--- begin Records supplied ---
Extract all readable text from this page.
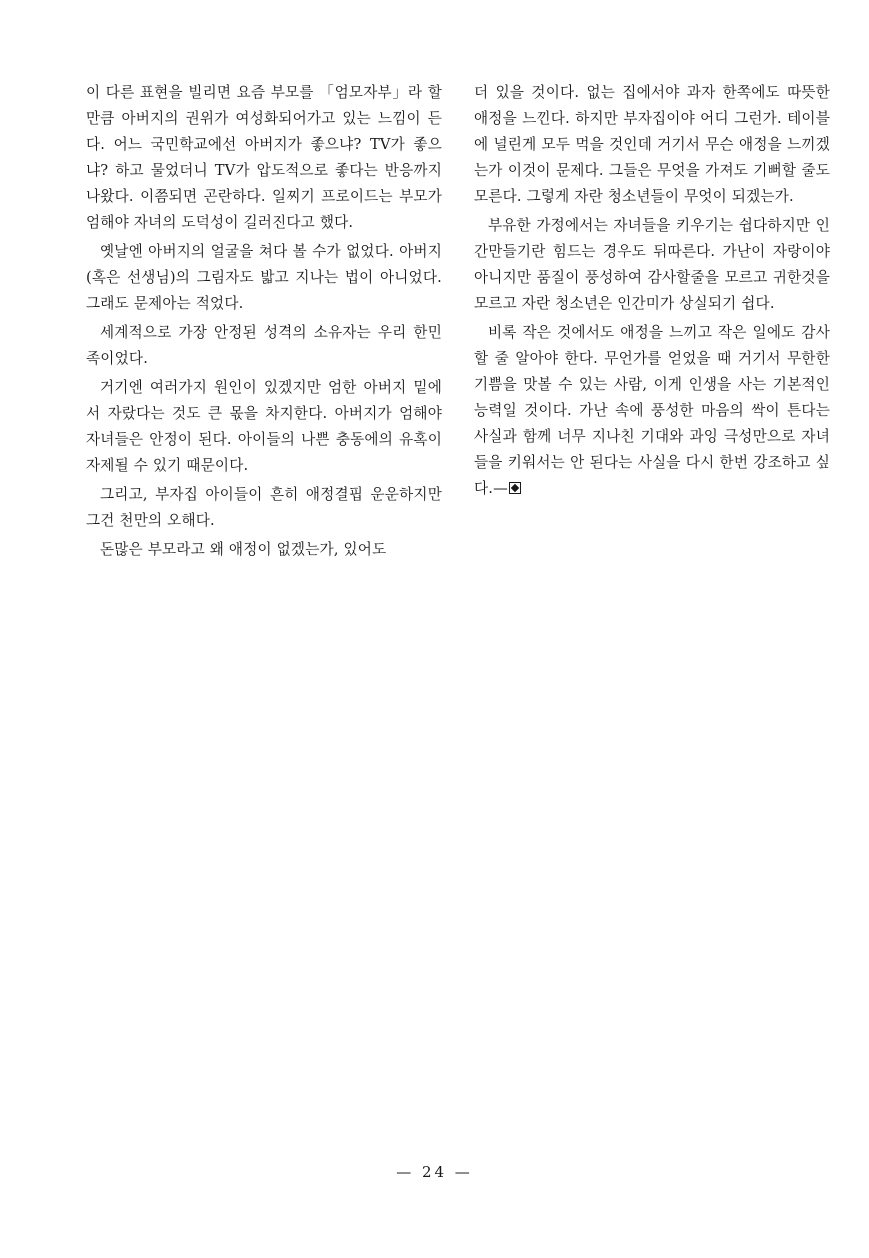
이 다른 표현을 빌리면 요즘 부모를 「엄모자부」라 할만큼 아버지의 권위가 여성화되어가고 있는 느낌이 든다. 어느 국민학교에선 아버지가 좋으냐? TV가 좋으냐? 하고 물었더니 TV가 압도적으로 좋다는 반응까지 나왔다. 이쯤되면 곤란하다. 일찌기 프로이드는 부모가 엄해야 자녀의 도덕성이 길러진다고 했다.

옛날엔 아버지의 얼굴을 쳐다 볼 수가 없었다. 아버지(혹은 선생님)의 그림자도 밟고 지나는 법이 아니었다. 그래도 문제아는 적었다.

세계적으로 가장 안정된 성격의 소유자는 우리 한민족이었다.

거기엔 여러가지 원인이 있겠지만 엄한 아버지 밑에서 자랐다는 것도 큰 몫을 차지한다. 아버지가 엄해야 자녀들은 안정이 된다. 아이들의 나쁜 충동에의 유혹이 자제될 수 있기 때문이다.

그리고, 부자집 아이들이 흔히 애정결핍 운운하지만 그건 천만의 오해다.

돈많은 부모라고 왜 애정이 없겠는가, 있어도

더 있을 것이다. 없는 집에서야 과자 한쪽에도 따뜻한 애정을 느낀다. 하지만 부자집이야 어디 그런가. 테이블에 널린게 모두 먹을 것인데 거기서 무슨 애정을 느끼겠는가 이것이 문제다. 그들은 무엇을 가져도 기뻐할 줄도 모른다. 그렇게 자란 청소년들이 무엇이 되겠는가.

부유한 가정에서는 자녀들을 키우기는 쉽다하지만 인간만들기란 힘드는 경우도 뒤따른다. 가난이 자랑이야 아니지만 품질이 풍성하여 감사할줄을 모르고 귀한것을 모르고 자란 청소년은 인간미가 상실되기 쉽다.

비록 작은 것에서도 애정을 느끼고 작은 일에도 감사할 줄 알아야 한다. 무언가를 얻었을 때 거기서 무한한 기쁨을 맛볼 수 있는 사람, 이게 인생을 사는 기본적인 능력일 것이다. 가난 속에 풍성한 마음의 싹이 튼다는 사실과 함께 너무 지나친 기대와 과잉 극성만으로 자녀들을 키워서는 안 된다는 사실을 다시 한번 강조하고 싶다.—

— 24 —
--- end Records supplied ---
--- begin Records supplied ---
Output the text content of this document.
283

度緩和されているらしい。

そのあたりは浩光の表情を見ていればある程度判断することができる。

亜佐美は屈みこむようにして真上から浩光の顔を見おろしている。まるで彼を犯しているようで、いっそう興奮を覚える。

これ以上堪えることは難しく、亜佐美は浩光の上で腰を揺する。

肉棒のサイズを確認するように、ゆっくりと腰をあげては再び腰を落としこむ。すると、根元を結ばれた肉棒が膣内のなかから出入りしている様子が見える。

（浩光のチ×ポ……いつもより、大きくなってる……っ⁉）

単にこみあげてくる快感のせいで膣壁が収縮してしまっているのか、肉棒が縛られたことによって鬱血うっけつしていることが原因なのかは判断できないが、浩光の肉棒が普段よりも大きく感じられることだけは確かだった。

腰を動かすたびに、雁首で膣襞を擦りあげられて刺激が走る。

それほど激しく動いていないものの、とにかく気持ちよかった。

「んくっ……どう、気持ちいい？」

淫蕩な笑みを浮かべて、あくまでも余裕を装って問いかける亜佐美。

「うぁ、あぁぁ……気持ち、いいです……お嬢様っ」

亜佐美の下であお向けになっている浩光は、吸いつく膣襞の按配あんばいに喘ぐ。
--- end Records supplied ---
_The task_.
Gather each line of the listing containing the word "아버지의" and show it.

_Correct output_.
이 다른 표현을 빌리면 요즘 부모를 「엄모자부」라 할만큼 아버지의 권위가 여성화되어가고 있는 느낌이 든다. 어느 국민학교에선 아버지가 좋으냐? TV가 좋으냐? 하고 물었더니 TV가 압도적으로 좋다는 반응까지 나왔다. 이쯤되면 곤란하다. 일찌기 프로이드는 부모가 엄해야 자녀의 도덕성이 길러진다고 했다.
옛날엔 아버지의 얼굴을 쳐다 볼 수가 없었다. 아버지(혹은 선생님)의 그림자도 밟고 지나는 법이 아니었다. 그래도 문제아는 적었다.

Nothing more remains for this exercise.